START Dataset records

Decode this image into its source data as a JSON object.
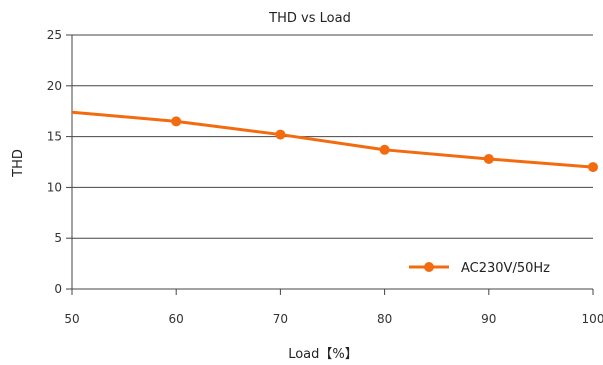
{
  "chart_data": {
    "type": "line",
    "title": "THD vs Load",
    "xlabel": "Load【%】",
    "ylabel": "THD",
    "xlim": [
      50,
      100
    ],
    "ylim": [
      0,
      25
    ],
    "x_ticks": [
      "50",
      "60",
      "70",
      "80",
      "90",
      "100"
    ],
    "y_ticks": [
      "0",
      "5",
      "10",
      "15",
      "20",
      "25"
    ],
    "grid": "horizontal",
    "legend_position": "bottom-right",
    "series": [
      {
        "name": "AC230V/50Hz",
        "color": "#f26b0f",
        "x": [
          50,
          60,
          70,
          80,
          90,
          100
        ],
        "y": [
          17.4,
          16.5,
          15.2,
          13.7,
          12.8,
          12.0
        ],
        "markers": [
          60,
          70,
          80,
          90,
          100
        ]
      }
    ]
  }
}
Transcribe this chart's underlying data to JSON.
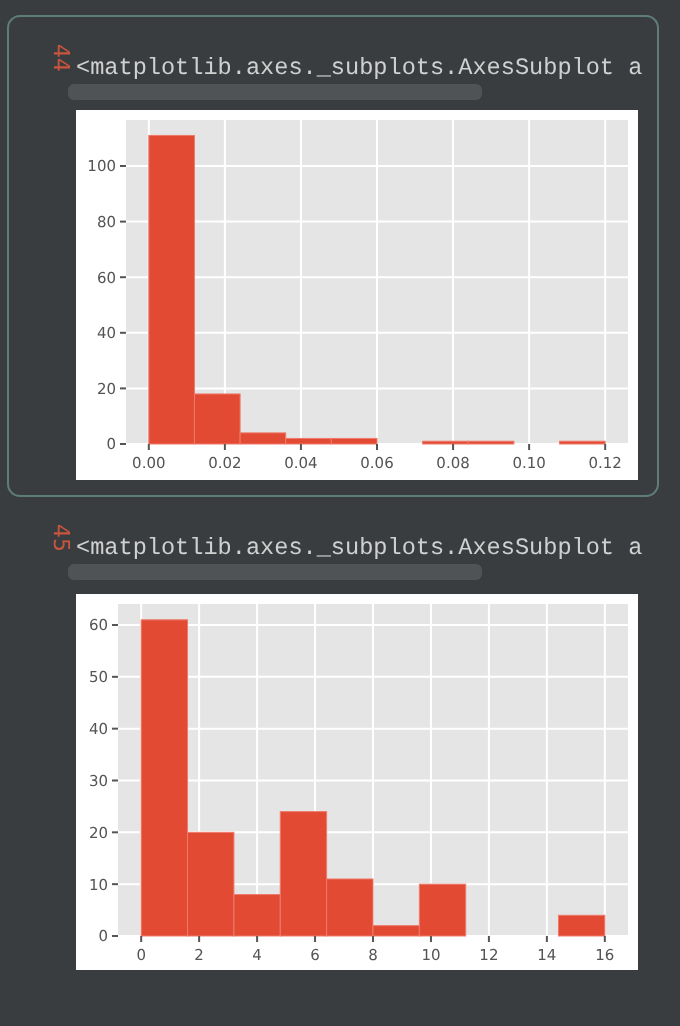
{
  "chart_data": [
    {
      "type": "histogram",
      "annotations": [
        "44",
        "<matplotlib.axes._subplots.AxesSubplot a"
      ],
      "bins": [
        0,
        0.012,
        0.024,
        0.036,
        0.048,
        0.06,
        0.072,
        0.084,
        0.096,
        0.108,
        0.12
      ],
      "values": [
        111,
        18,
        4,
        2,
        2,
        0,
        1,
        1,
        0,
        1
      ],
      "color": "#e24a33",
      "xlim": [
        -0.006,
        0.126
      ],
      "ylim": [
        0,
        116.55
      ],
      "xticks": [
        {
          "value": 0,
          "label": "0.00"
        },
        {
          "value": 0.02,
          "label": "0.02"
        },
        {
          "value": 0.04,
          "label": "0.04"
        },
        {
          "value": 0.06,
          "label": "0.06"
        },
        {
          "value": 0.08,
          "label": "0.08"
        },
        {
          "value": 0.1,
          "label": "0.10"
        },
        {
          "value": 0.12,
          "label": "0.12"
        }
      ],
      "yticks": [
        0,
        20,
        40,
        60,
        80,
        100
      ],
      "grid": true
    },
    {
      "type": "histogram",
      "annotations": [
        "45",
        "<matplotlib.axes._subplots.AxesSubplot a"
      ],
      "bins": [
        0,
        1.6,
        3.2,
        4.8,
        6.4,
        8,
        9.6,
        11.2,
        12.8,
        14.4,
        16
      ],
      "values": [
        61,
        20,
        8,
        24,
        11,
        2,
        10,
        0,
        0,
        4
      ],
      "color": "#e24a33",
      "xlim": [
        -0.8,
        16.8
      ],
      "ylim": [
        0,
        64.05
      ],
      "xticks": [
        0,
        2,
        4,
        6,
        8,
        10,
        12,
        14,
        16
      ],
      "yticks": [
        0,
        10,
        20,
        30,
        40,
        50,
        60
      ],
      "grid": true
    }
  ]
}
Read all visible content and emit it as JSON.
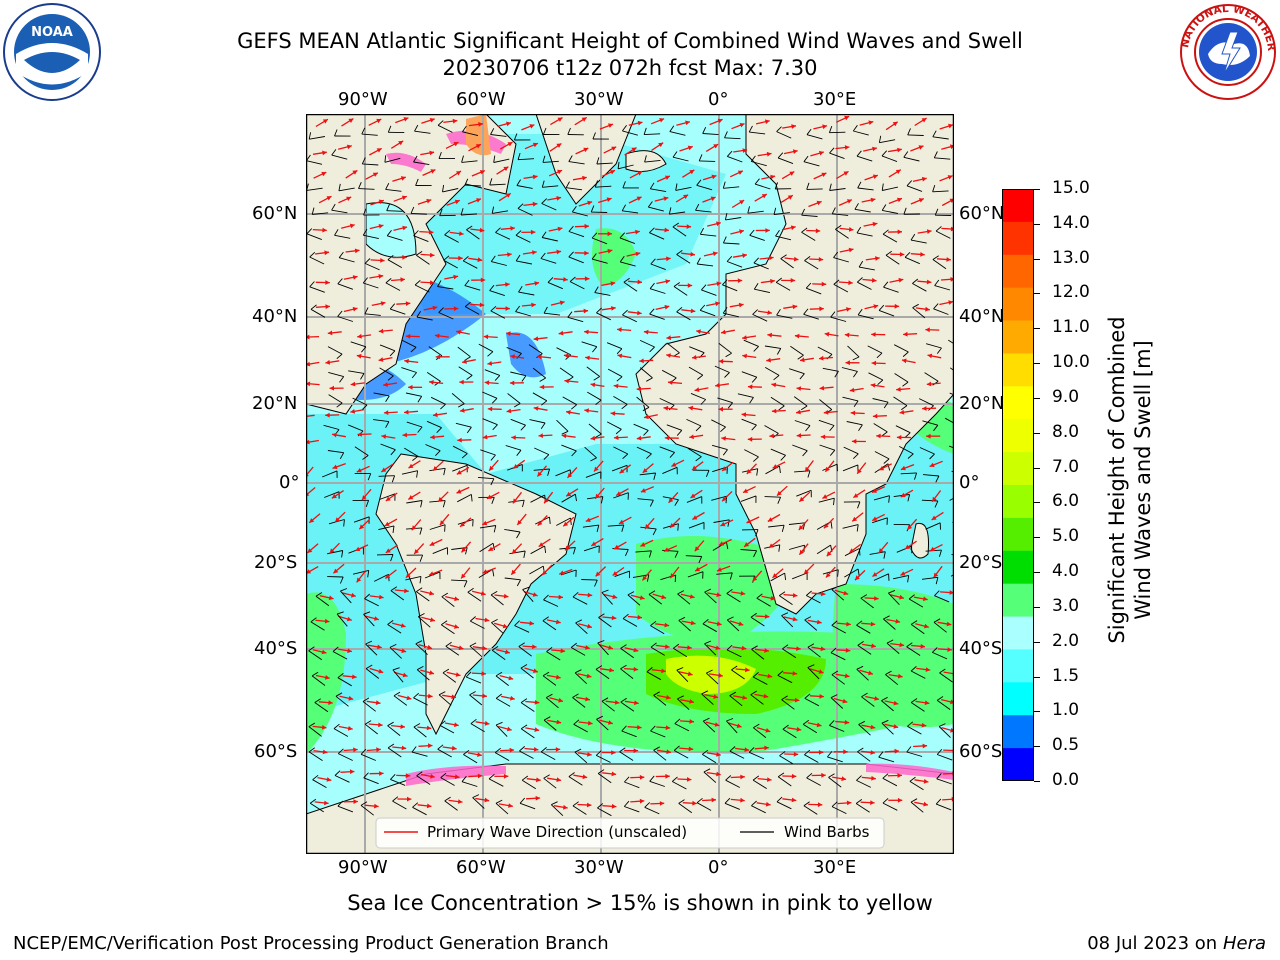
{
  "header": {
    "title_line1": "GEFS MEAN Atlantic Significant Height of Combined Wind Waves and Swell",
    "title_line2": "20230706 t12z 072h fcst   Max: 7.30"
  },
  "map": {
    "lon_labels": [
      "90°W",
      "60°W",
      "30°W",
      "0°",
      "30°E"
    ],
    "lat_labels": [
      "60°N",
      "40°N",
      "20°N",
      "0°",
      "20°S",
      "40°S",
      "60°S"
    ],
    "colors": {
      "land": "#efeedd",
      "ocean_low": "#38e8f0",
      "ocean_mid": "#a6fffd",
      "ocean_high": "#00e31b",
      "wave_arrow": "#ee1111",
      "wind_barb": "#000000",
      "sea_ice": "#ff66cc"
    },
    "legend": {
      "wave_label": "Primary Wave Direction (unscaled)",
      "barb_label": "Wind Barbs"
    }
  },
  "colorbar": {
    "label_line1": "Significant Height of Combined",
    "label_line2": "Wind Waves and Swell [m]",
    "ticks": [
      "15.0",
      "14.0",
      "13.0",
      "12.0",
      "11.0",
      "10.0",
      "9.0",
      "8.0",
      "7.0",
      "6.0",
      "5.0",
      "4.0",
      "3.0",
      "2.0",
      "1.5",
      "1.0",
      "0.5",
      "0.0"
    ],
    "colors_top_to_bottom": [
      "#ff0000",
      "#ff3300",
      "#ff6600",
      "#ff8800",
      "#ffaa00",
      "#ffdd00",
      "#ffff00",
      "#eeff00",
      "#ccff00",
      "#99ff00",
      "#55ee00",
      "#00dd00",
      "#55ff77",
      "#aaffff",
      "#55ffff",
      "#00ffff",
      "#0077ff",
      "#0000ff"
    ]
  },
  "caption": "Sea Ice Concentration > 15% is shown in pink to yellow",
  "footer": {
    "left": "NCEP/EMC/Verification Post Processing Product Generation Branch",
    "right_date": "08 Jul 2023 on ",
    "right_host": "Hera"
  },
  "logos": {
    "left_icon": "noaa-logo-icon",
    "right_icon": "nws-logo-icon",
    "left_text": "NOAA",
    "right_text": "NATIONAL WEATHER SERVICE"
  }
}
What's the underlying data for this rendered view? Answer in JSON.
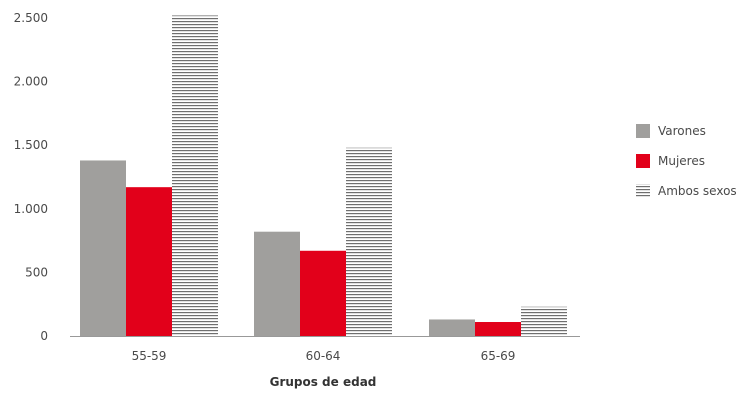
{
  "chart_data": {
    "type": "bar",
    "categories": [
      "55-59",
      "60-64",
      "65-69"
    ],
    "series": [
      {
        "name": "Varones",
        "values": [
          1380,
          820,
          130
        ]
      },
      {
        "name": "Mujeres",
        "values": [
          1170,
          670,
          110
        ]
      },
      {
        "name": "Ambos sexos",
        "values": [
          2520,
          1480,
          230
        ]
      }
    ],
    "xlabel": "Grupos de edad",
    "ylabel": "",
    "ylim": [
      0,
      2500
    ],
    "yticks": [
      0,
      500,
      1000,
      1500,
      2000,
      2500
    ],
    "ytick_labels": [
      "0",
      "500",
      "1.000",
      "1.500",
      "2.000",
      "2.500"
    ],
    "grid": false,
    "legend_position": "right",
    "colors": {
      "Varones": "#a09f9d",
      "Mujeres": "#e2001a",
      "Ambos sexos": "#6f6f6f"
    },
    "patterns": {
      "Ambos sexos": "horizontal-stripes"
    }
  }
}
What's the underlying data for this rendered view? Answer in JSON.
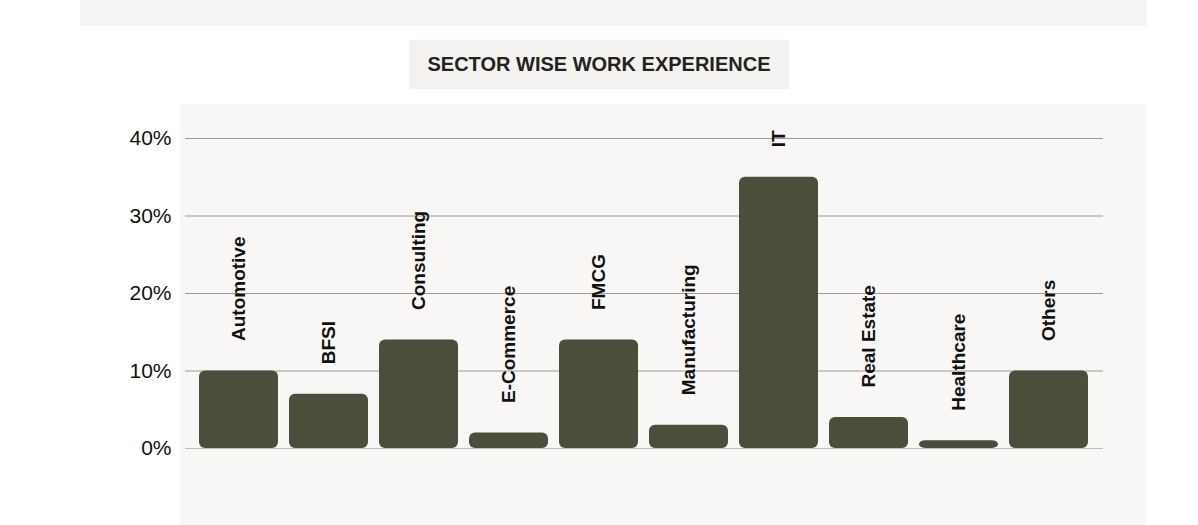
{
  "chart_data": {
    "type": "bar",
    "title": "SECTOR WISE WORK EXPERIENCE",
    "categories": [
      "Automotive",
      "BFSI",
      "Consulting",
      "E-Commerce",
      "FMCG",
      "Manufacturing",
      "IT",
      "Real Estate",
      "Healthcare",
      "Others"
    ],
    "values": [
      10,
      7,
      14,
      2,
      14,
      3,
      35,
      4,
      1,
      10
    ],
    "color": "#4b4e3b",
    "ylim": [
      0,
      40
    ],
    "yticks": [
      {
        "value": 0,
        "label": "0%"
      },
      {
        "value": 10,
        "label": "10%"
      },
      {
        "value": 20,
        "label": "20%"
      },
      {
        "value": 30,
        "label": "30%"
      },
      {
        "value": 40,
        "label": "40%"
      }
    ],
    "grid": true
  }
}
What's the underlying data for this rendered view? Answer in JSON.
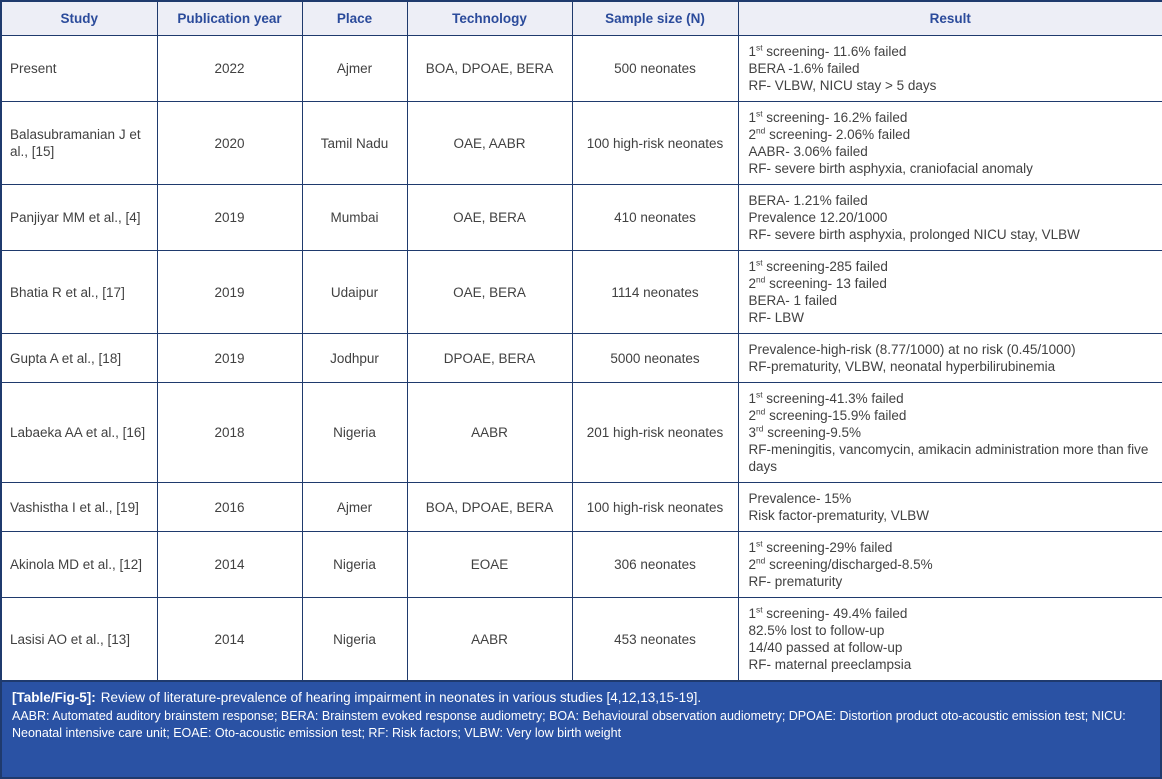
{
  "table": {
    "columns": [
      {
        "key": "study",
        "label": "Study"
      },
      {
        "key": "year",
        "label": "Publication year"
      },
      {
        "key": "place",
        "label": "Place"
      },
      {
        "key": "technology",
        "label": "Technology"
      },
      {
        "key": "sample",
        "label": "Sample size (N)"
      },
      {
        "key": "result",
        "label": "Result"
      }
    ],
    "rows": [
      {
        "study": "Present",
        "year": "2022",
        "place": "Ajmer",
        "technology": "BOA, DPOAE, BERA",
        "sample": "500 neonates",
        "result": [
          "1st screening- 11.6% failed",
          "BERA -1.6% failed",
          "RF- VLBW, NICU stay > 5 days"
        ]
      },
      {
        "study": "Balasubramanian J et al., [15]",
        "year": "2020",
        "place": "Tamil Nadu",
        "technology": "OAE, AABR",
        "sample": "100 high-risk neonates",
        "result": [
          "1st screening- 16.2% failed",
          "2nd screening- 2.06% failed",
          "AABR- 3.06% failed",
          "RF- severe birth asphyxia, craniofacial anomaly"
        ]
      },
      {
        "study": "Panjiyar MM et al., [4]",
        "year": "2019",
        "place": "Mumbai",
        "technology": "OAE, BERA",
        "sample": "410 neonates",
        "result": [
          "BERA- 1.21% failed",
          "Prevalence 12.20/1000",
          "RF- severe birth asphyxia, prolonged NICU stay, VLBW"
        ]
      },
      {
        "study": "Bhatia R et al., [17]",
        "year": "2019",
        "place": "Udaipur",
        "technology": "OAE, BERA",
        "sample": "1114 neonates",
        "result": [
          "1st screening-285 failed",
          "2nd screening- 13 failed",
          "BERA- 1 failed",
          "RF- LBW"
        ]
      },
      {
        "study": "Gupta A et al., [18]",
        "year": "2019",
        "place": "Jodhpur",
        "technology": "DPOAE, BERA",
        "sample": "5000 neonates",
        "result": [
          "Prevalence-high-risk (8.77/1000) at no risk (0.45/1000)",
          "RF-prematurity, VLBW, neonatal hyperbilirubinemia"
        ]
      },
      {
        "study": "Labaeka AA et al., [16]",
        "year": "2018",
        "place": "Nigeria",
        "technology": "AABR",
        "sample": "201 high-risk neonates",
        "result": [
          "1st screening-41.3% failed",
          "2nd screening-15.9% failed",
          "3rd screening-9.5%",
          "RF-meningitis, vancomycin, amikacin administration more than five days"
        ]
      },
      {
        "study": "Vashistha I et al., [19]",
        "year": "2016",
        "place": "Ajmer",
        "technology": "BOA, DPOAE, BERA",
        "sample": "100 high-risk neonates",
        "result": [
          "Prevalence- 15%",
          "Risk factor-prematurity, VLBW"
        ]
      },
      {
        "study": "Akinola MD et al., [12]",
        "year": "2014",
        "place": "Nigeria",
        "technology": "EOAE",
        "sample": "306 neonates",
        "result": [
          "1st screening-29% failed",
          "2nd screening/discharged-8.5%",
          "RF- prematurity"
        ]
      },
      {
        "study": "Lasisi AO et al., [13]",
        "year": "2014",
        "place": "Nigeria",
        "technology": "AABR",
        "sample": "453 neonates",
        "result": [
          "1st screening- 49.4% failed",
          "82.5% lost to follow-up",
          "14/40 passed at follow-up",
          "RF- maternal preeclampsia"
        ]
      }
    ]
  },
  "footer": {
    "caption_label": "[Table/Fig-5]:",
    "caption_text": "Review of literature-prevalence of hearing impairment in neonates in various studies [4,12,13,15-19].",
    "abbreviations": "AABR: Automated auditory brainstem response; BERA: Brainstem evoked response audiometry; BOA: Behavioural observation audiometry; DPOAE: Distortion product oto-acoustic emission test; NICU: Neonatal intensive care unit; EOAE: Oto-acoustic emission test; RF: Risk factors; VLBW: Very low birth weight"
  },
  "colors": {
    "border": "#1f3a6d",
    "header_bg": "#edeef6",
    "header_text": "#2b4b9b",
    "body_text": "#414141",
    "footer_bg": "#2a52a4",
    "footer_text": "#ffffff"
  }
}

END Dataset records

*Exercise brief*:
Scan the entries above. Copy each line that has the string "sexos".

*Exercise solution*:
        "name": "Ambos sexos",
      "Ambos sexos": "#6f6f6f"
      "Ambos sexos": "horizontal-stripes"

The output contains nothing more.